— Start —

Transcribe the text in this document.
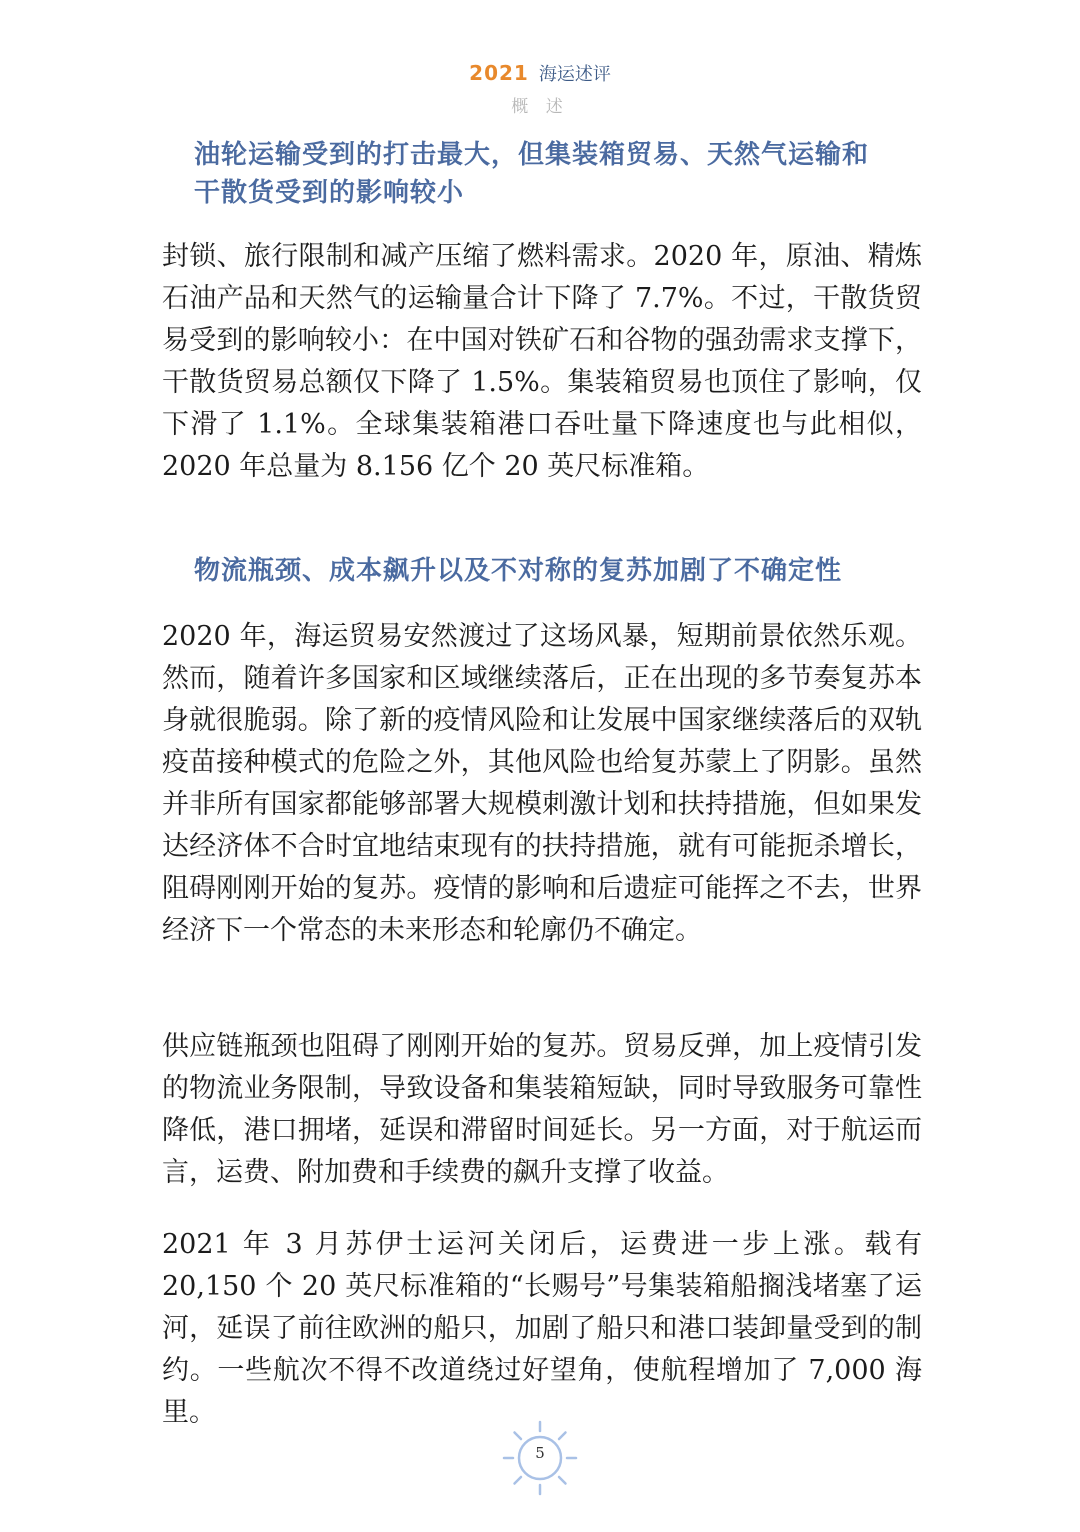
2021 海运述评
概 述
油轮运输受到的打击最大，但集装箱贸易、天然气运输和
干散货受到的影响较小
封锁、旅行限制和减产压缩了燃料需求。2020 年，原油、精炼石油产品和天然气的运输量合计下降了 7.7%。不过，干散货贸易受到的影响较小：在中国对铁矿石和谷物的强劲需求支撑下，干散货贸易总额仅下降了 1.5%。集装箱贸易也顶住了影响，仅下滑了 1.1%。全球集装箱港口吞吐量下降速度也与此相似，2020 年总量为 8.156 亿个 20 英尺标准箱。
物流瓶颈、成本飙升以及不对称的复苏加剧了不确定性
2020 年，海运贸易安然渡过了这场风暴，短期前景依然乐观。然而，随着许多国家和区域继续落后，正在出现的多节奏复苏本身就很脆弱。除了新的疫情风险和让发展中国家继续落后的双轨疫苗接种模式的危险之外，其他风险也给复苏蒙上了阴影。虽然并非所有国家都能够部署大规模刺激计划和扶持措施，但如果发达经济体不合时宜地结束现有的扶持措施，就有可能扼杀增长，阻碍刚刚开始的复苏。疫情的影响和后遗症可能挥之不去，世界经济下一个常态的未来形态和轮廓仍不确定。
供应链瓶颈也阻碍了刚刚开始的复苏。贸易反弹，加上疫情引发的物流业务限制，导致设备和集装箱短缺，同时导致服务可靠性降低，港口拥堵，延误和滞留时间延长。另一方面，对于航运而言，运费、附加费和手续费的飙升支撑了收益。
2021 年 3 月苏伊士运河关闭后，运费进一步上涨。载有 20,150 个 20 英尺标准箱的“长赐号”号集装箱船搁浅堵塞了运河，延误了前往欧洲的船只，加剧了船只和港口装卸量受到的制约。一些航次不得不改道绕过好望角，使航程增加了 7,000 海里。
5
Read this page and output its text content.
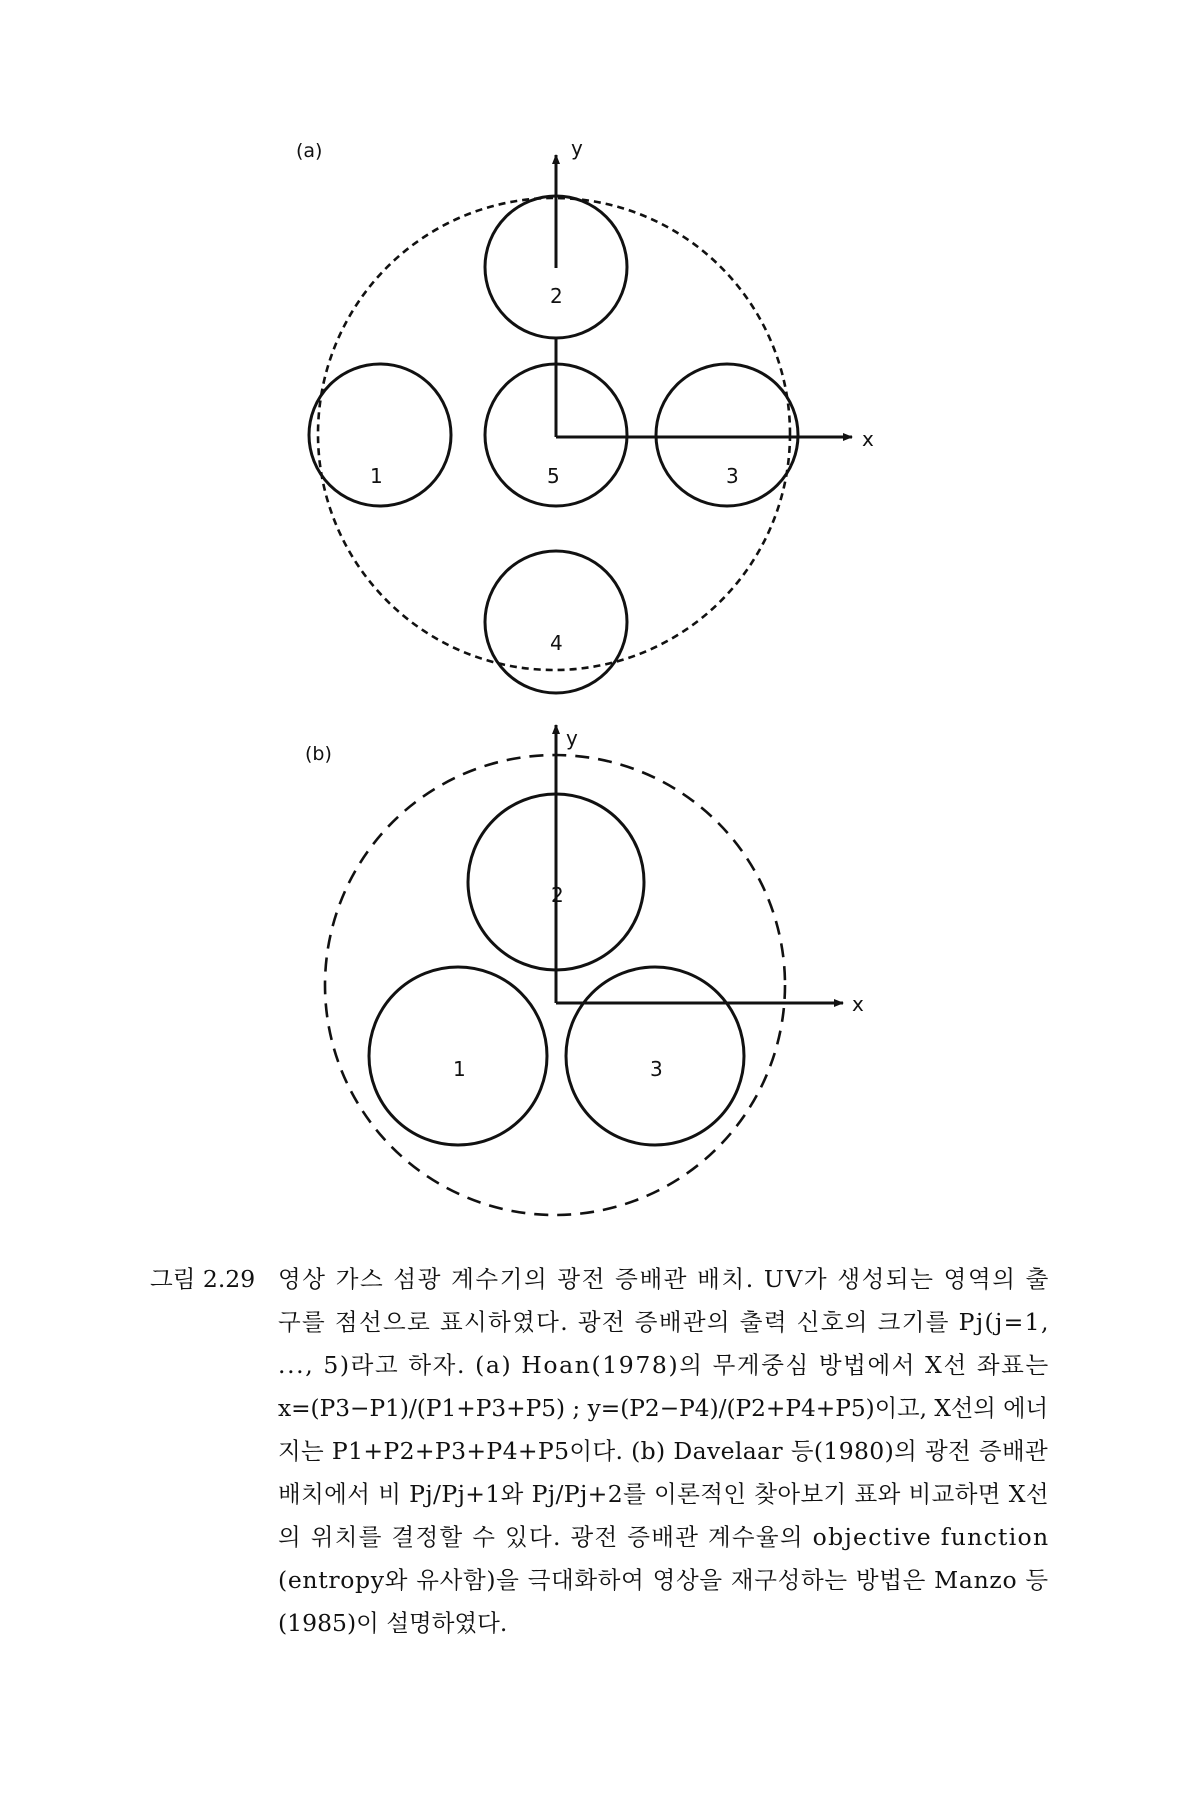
(a)	y
x
2
1	5	3
4
(b)
y
x
2
1	3
그림 2.29 영상 가스 섬광 계수기의 광전 증배관 배치. UV가 생성되는 영역의 출
구를 점선으로 표시하였다. 광전 증배관의 출력 신호의 크기를 Pj(j=1,
..., 5)라고 하자. (a) Hoan(1978)의 무게중심 방법에서 X선 좌표는
x=(P3−P1)/(P1+P3+P5) ; y=(P2−P4)/(P2+P4+P5)이고, X선의 에너
지는 P1+P2+P3+P4+P5이다. (b) Davelaar 등(1980)의 광전 증배관
배치에서 비 Pj/Pj+1와 Pj/Pj+2를 이론적인 찾아보기 표와 비교하면 X선
의 위치를 결정할 수 있다. 광전 증배관 계수율의 objective function
(entropy와 유사함)을 극대화하여 영상을 재구성하는 방법은 Manzo 등
(1985)이 설명하였다.
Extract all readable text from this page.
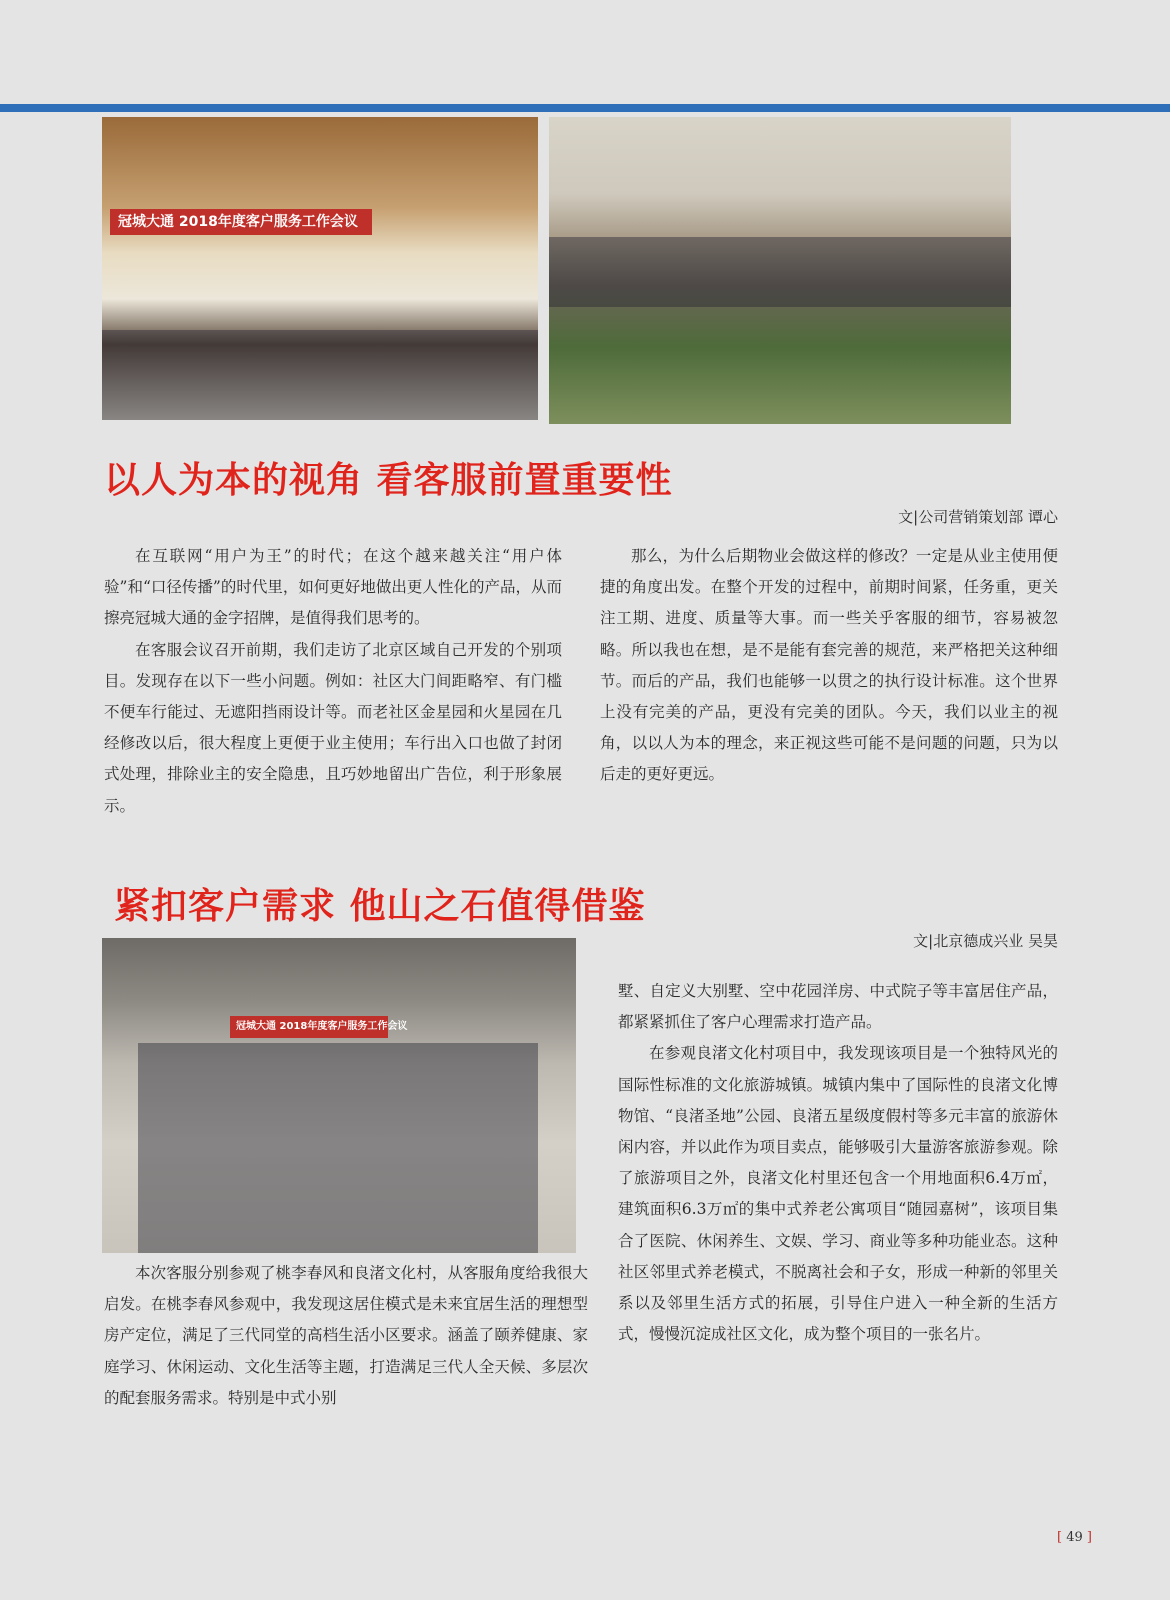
冠城大通 2018年度客户服务工作会议
以人为本的视角 看客服前置重要性
文|公司营销策划部 谭心

在互联网“用户为王”的时代；在这个越来越关注“用户体验”和“口径传播”的时代里，如何更好地做出更人性化的产品，从而擦亮冠城大通的金字招牌，是值得我们思考的。

在客服会议召开前期，我们走访了北京区域自己开发的个别项目。发现存在以下一些小问题。例如：社区大门间距略窄、有门槛不便车行能过、无遮阳挡雨设计等。而老社区金星园和火星园在几经修改以后，很大程度上更便于业主使用；车行出入口也做了封闭式处理，排除业主的安全隐患，且巧妙地留出广告位，利于形象展示。

那么，为什么后期物业会做这样的修改？一定是从业主使用便捷的角度出发。在整个开发的过程中，前期时间紧，任务重，更关注工期、进度、质量等大事。而一些关乎客服的细节，容易被忽略。所以我也在想，是不是能有套完善的规范，来严格把关这种细节。而后的产品，我们也能够一以贯之的执行设计标准。这个世界上没有完美的产品，更没有完美的团队。今天，我们以业主的视角，以以人为本的理念，来正视这些可能不是问题的问题，只为以后走的更好更远。

紧扣客户需求 他山之石值得借鉴
文|北京德成兴业 吴昊
冠城大通 2018年度客户服务工作会议

墅、自定义大别墅、空中花园洋房、中式院子等丰富居住产品，都紧紧抓住了客户心理需求打造产品。

在参观良渚文化村项目中，我发现该项目是一个独特风光的国际性标准的文化旅游城镇。城镇内集中了国际性的良渚文化博物馆、“良渚圣地”公园、良渚五星级度假村等多元丰富的旅游休闲内容，并以此作为项目卖点，能够吸引大量游客旅游参观。除了旅游项目之外，良渚文化村里还包含一个用地面积6.4万㎡，建筑面积6.3万㎡的集中式养老公寓项目“随园嘉树”，该项目集合了医院、休闲养生、文娱、学习、商业等多种功能业态。这种社区邻里式养老模式，不脱离社会和子女，形成一种新的邻里关系以及邻里生活方式的拓展，引导住户进入一种全新的生活方式，慢慢沉淀成社区文化，成为整个项目的一张名片。

本次客服分别参观了桃李春风和良渚文化村，从客服角度给我很大启发。在桃李春风参观中，我发现这居住模式是未来宜居生活的理想型房产定位，满足了三代同堂的高档生活小区要求。涵盖了颐养健康、家庭学习、休闲运动、文化生活等主题，打造满足三代人全天候、多层次的配套服务需求。特别是中式小别

[ 49 ]
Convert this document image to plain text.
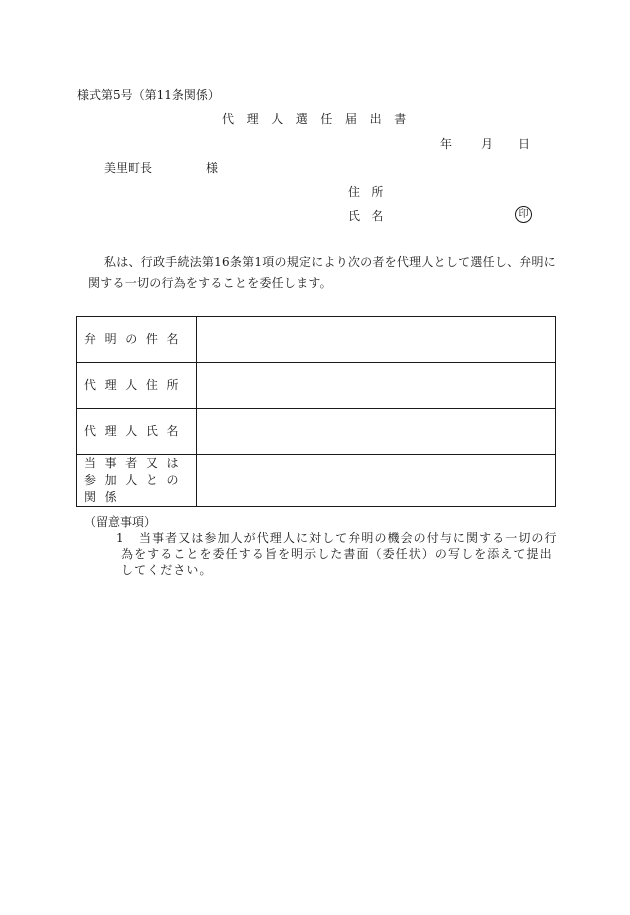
様式第5号（第11条関係）
代理人選任届出書
年 月 日
美里町長	様
住所
氏名	印
私は、行政手続法第16条第1項の規定により次の者を代理人として選任し、弁明に関する一切の行為をすることを委任します。
弁明の件名	
代理人住所	
代理人氏名	
当事者又は参加人との関係	
（留意事項）
1	当事者又は参加人が代理人に対して弁明の機会の付与に関する一切の行為をすることを委任する旨を明示した書面（委任状）の写しを添えて提出してください。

— End —

→ Exercise task: Can you quote exactly, and only, the lines from the one containing "Convert this document image to plain text." through the last line of the records above, keeping both ends and leaving out any pictures?

→ Result:
Convert this document image to plain text.
様式第5号（第11条関係）
代理人選任届出書
年 月 日
美里町長	様
住所
氏名	印
私は、行政手続法第16条第1項の規定により次の者を代理人として選任し、弁明に関する一切の行為をすることを委任します。
弁明の件名	
代理人住所	
代理人氏名	
当事者又は参加人との関係	
（留意事項）
1	当事者又は参加人が代理人に対して弁明の機会の付与に関する一切の行為をすることを委任する旨を明示した書面（委任状）の写しを添えて提出してください。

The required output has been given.